■ REQUIRED TASK ■
Copy every line that contains the string "send" from the entries below.

■ INFORMATION GIVEN ■
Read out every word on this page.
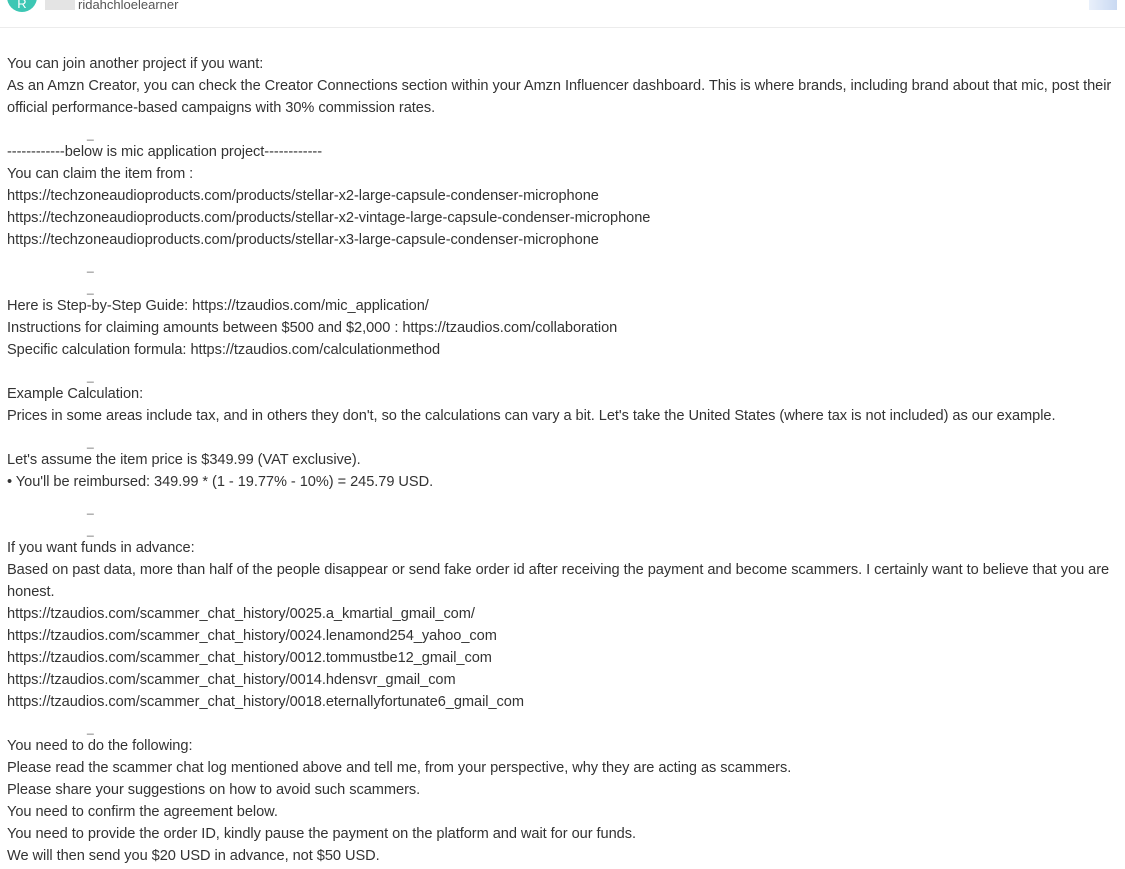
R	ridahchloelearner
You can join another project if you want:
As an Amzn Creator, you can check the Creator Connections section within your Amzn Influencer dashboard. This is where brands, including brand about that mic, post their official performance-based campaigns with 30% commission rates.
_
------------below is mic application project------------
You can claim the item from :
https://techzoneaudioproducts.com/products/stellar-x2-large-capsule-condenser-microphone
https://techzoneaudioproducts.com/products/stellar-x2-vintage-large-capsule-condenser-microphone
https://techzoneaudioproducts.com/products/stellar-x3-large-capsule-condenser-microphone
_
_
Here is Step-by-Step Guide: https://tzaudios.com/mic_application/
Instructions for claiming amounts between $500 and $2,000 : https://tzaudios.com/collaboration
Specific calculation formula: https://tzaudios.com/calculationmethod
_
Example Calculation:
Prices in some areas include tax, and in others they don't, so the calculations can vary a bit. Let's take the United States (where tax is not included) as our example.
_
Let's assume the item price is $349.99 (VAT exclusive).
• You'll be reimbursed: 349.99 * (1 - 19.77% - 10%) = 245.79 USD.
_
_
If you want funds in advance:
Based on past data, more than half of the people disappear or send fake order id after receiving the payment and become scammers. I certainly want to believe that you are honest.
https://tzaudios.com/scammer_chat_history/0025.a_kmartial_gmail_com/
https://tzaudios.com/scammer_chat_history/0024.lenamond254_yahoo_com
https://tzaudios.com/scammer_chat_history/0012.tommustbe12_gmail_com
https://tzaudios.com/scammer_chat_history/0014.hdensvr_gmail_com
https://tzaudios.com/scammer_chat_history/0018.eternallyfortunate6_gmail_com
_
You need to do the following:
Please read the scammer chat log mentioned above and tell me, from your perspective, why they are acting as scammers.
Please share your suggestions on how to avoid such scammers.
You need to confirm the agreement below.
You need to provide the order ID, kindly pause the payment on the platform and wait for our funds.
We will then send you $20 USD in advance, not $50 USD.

■ EXERCISE RESPONSE ■
Based on past data, more than half of the people disappear or send fake order id after receiving the payment and become scammers. I certainly want to believe that you are honest.
We will then send you $20 USD in advance, not $50 USD.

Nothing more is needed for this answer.